━━━━━ Data to use ━━━━━
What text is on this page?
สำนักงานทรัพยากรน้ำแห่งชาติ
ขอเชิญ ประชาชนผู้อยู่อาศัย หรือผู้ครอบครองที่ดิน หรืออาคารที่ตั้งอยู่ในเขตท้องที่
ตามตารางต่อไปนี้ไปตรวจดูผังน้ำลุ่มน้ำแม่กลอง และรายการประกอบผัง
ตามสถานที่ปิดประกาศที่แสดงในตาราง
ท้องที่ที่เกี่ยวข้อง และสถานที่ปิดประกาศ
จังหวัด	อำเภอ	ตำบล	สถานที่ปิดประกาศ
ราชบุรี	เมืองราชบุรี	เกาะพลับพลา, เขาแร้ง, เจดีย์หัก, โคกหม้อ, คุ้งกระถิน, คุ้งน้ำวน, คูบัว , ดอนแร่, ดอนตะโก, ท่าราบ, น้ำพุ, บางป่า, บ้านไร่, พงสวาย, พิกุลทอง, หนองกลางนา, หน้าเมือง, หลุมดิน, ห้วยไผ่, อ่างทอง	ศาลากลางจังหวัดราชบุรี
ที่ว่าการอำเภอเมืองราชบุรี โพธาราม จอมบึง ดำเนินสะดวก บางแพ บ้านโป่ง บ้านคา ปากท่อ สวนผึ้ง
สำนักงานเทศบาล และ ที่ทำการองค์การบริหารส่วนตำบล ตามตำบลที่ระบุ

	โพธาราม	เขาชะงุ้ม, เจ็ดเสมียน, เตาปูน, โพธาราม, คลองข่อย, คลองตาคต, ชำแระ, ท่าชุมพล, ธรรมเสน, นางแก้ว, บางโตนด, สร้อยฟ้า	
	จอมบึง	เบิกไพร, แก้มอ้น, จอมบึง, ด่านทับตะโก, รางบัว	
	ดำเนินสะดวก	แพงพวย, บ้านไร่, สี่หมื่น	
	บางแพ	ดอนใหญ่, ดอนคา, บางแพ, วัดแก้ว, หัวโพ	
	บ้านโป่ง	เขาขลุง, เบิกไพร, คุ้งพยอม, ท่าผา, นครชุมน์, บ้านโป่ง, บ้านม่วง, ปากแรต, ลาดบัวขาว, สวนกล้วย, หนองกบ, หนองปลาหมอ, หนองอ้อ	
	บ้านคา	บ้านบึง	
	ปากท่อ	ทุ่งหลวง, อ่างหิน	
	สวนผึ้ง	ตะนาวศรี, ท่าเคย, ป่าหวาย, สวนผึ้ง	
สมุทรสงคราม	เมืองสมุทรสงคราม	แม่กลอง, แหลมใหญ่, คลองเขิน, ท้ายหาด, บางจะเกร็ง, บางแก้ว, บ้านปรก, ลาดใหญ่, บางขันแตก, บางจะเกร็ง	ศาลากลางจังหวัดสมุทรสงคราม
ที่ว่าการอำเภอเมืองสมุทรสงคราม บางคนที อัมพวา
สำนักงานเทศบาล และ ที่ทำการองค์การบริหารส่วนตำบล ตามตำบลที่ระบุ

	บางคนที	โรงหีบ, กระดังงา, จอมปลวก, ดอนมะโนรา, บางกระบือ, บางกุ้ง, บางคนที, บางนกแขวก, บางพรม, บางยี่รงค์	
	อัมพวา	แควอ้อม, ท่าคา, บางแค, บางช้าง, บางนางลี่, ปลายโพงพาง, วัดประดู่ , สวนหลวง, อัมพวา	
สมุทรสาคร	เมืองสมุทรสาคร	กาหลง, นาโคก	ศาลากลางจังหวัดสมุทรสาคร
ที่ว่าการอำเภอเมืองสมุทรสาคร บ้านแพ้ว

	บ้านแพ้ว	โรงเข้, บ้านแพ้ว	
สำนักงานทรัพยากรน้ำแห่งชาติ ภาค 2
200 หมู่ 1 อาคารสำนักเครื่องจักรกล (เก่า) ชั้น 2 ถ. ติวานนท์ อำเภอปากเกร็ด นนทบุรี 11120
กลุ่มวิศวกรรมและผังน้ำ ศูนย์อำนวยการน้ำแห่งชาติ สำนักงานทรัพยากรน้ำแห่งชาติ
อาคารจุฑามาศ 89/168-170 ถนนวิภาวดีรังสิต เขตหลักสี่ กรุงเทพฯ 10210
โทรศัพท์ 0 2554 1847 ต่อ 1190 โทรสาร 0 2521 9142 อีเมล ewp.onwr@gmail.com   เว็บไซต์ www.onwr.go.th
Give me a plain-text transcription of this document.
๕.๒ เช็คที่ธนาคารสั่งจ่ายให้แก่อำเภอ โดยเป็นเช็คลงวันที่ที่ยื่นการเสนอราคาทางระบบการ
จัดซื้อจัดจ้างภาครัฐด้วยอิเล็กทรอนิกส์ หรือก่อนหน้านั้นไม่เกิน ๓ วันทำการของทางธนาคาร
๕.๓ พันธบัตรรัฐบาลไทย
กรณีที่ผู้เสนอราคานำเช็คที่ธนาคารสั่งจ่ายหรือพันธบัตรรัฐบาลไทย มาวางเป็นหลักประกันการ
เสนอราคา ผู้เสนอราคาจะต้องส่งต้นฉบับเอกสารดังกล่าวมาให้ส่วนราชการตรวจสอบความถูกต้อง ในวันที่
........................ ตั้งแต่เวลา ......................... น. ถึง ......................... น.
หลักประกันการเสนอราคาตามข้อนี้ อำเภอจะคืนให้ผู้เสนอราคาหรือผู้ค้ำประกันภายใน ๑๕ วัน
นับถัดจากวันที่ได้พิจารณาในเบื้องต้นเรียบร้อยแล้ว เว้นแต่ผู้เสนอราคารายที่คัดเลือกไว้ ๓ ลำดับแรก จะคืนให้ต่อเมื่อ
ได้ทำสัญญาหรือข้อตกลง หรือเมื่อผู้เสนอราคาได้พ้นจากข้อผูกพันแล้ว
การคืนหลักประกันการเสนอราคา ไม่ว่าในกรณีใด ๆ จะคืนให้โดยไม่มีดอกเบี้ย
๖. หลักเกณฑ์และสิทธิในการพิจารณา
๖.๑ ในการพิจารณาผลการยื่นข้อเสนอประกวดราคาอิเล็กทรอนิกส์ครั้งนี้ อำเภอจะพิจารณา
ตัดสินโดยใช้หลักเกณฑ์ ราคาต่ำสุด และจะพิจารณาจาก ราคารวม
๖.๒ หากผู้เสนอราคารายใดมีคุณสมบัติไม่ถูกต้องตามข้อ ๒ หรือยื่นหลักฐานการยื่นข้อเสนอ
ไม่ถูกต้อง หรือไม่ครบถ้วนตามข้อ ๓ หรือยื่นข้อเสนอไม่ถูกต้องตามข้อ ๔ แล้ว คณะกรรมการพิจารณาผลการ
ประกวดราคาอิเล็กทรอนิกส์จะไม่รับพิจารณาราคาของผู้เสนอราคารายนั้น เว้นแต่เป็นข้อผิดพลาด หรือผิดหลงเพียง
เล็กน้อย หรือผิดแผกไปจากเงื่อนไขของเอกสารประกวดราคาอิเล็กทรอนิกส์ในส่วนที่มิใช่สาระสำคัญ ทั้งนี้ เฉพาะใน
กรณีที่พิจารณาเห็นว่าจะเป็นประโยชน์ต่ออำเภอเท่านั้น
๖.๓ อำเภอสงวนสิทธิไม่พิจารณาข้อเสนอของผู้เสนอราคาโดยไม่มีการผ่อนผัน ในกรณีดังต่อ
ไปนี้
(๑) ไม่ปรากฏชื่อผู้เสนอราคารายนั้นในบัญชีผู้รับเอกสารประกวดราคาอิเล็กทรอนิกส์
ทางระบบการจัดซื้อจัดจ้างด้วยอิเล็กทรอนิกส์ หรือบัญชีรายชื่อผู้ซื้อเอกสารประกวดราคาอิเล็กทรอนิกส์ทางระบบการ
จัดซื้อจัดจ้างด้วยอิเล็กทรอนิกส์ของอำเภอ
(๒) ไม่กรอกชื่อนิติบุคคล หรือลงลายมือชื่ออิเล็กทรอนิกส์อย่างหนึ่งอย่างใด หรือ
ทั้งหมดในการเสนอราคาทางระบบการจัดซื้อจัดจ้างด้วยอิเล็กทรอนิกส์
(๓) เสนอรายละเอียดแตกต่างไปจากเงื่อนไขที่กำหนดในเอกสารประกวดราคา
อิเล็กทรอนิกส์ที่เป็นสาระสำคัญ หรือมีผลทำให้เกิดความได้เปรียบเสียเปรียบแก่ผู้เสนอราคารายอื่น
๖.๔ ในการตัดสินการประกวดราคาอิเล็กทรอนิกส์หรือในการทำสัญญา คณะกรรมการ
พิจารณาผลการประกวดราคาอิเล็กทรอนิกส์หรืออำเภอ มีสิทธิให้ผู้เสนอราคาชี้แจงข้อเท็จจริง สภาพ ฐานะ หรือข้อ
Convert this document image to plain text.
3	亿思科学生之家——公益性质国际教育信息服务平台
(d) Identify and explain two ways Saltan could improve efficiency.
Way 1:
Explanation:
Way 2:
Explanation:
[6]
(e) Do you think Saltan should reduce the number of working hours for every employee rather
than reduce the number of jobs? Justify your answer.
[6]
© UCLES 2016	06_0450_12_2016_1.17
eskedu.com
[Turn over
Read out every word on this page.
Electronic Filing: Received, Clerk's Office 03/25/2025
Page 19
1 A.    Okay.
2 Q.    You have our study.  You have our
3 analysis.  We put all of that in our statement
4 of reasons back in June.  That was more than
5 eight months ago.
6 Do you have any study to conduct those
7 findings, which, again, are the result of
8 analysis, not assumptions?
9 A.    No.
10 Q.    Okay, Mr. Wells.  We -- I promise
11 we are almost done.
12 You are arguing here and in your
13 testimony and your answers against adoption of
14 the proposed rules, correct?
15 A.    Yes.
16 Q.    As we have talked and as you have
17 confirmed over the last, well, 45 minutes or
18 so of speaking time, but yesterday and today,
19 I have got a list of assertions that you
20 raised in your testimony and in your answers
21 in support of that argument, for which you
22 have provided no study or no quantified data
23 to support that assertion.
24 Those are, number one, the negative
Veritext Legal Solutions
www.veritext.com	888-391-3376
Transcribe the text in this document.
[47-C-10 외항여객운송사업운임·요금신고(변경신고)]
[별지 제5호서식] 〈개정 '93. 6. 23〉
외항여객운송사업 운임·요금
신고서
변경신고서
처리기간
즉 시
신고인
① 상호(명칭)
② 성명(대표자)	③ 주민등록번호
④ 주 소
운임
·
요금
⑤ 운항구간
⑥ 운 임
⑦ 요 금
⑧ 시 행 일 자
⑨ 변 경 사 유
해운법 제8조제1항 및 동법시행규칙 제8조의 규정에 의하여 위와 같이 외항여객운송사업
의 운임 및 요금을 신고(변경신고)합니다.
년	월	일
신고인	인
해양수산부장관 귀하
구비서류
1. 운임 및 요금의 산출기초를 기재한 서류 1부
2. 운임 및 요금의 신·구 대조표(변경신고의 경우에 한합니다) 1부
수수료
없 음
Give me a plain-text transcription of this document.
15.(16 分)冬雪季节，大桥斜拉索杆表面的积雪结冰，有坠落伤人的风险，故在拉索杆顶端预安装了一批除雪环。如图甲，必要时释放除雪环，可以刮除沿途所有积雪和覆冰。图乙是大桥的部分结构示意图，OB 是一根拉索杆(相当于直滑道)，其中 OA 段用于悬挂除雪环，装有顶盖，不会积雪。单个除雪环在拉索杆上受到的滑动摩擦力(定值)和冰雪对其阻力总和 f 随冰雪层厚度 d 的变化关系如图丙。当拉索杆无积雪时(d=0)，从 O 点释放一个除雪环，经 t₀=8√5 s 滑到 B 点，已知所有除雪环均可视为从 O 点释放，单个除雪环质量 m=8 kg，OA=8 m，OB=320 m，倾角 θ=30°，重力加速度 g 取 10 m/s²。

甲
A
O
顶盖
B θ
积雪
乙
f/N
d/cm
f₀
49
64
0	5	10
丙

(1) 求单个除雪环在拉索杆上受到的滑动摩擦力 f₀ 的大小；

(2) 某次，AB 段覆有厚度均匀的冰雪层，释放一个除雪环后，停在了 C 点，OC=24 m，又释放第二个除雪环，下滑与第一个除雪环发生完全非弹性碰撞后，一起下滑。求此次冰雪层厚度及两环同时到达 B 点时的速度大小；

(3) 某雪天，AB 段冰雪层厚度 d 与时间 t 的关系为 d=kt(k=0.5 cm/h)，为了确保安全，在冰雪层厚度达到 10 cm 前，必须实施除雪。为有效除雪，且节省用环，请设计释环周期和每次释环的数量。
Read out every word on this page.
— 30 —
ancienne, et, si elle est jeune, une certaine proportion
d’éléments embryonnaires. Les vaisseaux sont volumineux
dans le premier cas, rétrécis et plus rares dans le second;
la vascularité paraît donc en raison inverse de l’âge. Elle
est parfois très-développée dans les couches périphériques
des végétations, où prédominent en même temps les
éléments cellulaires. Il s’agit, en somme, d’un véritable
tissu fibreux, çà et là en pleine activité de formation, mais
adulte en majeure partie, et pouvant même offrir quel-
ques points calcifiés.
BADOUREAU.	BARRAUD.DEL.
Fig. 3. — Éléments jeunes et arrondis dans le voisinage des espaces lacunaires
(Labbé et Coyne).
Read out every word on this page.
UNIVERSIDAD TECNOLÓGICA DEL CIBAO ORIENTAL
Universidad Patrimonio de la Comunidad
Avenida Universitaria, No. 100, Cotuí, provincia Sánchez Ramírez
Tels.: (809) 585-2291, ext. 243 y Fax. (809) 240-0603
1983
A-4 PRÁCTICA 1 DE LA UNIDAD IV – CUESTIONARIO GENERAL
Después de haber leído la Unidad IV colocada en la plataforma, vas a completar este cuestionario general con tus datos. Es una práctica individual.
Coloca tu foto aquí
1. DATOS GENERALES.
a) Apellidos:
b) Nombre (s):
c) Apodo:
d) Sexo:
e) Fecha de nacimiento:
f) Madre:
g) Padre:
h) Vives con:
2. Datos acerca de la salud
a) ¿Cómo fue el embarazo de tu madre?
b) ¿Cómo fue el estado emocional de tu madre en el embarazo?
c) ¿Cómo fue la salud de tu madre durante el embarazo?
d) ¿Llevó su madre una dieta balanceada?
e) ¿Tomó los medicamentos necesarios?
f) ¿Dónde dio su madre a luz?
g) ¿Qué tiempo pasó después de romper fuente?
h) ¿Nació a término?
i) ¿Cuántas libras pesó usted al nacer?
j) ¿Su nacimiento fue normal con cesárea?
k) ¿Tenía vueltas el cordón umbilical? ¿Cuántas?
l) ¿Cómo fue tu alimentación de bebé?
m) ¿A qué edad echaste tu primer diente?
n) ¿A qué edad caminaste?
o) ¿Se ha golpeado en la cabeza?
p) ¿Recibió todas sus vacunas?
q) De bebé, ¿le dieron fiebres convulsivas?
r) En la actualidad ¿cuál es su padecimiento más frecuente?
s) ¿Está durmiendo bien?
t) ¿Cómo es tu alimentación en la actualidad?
━━━━━
*What is being asked*:
In the entries above, find each line with the word "nacimiento" and copy it.

*Written answer*:
e) Fecha de nacimiento:
j) ¿Su nacimiento fue normal con cesárea?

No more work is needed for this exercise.